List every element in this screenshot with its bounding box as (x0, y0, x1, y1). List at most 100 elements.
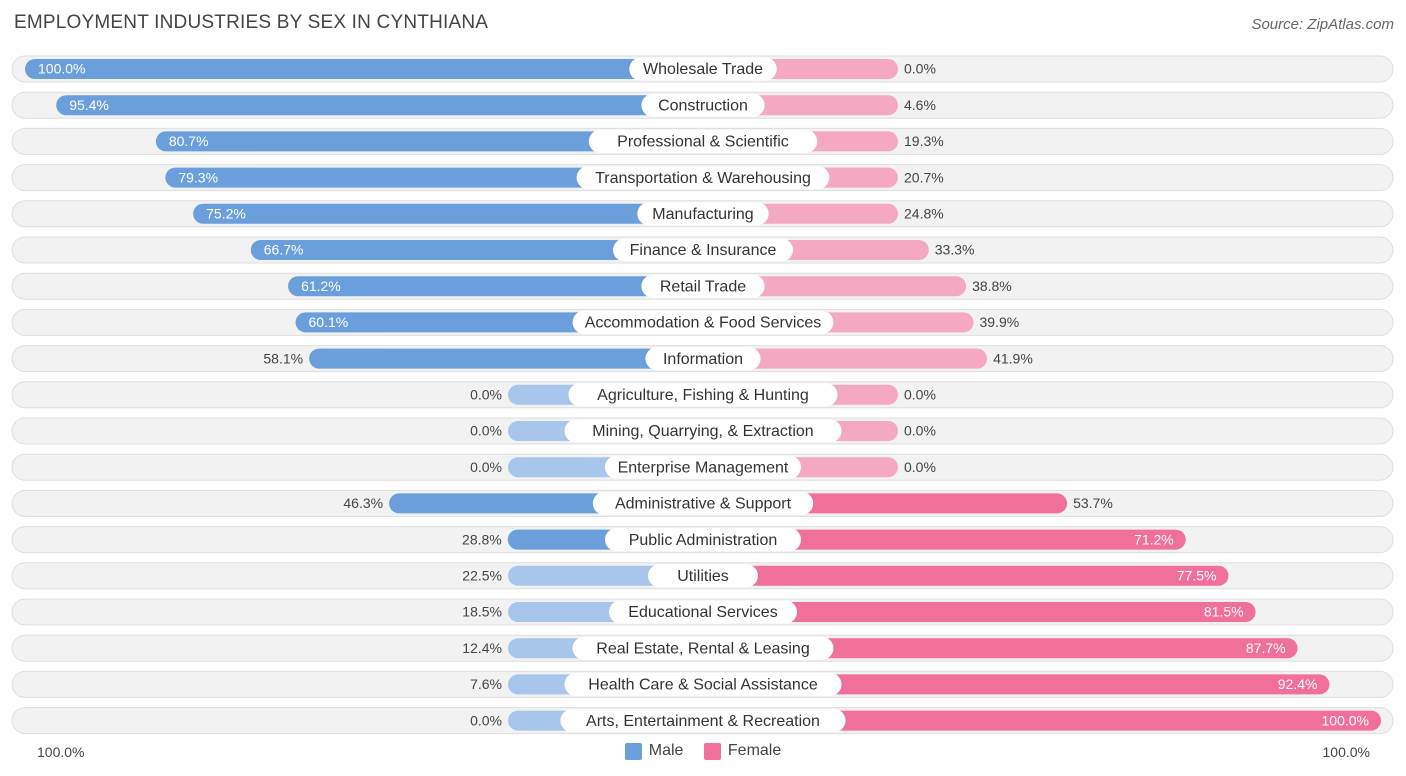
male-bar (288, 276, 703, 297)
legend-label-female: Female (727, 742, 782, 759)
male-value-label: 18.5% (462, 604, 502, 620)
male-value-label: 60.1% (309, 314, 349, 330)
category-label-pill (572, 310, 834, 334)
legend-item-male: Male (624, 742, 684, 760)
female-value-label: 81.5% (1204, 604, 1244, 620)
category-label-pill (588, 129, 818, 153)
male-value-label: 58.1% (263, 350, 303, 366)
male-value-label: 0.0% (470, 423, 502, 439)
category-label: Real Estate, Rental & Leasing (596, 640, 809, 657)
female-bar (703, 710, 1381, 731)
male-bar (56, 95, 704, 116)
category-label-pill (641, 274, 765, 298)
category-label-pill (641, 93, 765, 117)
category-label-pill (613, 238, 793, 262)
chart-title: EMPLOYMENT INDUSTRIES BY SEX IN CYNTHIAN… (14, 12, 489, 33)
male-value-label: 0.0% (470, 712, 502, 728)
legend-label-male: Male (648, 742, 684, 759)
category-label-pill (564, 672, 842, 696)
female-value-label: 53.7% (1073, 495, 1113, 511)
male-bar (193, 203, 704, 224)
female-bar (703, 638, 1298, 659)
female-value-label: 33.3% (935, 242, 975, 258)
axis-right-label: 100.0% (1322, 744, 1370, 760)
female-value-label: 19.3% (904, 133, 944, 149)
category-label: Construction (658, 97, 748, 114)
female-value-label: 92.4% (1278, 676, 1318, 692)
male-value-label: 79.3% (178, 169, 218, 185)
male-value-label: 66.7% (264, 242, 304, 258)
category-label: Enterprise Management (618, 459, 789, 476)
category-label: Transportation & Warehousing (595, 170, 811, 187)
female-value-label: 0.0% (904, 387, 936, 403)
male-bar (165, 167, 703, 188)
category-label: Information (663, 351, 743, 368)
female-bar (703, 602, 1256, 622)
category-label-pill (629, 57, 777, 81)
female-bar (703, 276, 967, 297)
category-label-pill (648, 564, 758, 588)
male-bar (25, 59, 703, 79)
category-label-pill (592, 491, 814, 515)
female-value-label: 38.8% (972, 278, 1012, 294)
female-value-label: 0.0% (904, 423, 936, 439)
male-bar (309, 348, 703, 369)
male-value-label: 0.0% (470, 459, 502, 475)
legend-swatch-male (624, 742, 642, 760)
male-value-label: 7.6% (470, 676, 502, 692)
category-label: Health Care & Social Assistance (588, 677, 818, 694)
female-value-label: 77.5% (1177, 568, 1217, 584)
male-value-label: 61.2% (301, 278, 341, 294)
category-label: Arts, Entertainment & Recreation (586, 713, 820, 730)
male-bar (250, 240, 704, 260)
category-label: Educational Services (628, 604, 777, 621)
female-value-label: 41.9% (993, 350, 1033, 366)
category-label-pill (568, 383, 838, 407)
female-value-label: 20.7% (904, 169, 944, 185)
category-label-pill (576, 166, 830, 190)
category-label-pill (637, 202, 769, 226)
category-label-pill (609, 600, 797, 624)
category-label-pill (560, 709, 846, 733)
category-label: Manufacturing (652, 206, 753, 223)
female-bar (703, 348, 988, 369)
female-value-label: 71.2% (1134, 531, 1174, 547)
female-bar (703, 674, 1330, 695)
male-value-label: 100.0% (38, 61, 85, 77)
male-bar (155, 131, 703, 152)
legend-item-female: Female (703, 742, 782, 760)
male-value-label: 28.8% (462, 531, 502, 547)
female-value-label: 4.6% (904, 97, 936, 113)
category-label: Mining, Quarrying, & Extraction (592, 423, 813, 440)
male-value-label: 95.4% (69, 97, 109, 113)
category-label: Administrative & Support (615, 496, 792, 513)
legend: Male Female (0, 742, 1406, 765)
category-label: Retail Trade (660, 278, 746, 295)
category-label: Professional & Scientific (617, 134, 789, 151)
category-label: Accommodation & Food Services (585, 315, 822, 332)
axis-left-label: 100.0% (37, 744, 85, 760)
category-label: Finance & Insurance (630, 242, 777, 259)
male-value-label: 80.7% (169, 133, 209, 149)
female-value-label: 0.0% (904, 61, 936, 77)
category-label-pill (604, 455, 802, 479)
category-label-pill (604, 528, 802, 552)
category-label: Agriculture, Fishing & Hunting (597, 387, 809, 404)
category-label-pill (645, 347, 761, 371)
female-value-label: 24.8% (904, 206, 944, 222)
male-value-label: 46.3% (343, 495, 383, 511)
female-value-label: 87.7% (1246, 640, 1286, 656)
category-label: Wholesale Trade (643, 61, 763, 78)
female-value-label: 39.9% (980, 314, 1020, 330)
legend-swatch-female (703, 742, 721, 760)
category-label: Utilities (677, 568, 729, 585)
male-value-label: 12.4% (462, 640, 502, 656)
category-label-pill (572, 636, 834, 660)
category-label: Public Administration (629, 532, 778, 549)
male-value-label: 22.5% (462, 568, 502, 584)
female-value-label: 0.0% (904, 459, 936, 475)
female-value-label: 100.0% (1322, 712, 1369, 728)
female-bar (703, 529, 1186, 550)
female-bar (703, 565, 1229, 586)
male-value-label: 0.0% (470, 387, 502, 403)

* * * * * * * * *

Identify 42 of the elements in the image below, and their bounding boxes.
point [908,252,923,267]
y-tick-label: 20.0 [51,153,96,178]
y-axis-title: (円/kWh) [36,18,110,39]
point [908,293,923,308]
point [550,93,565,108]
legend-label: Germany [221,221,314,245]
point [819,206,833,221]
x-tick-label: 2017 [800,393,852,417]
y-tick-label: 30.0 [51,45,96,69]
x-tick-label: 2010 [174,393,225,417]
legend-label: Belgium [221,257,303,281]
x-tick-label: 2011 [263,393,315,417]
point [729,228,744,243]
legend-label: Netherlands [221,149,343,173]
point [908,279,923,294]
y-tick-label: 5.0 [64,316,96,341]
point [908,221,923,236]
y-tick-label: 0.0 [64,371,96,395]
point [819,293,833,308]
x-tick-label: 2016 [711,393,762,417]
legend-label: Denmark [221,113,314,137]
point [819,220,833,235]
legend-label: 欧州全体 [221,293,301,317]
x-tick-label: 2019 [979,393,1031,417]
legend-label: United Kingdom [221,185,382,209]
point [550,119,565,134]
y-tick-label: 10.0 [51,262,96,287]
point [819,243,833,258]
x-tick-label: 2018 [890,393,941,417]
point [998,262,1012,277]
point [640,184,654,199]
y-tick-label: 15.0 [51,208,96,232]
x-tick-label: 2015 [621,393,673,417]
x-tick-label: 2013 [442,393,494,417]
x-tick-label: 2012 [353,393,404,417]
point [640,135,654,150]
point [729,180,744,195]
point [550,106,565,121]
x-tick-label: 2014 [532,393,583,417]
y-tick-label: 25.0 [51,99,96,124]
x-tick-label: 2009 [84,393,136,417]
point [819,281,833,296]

* * * * * * * * *

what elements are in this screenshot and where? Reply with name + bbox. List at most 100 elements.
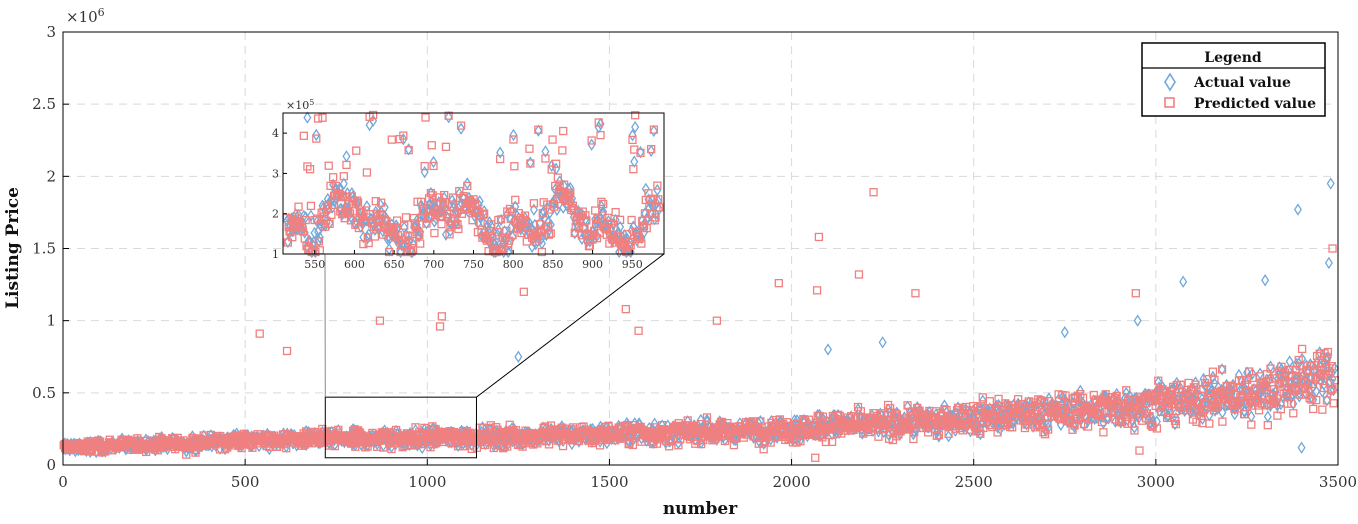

* * * * * * * * *

Please quote the lines of the records above, starting at the line containing "List every element" and ending at the line containing "female-value-label: 81.5% (1204, 604, 1244, 620)". Leave the pictures out of your answer.

List every element in this screenshot with its bounding box as (x0, y0, x1, y1). List at most 100 elements.
male-bar (288, 276, 703, 297)
legend-label-female: Female (727, 742, 782, 759)
male-value-label: 18.5% (462, 604, 502, 620)
male-value-label: 60.1% (309, 314, 349, 330)
category-label-pill (572, 310, 834, 334)
legend-item-male: Male (624, 742, 684, 760)
female-value-label: 81.5% (1204, 604, 1244, 620)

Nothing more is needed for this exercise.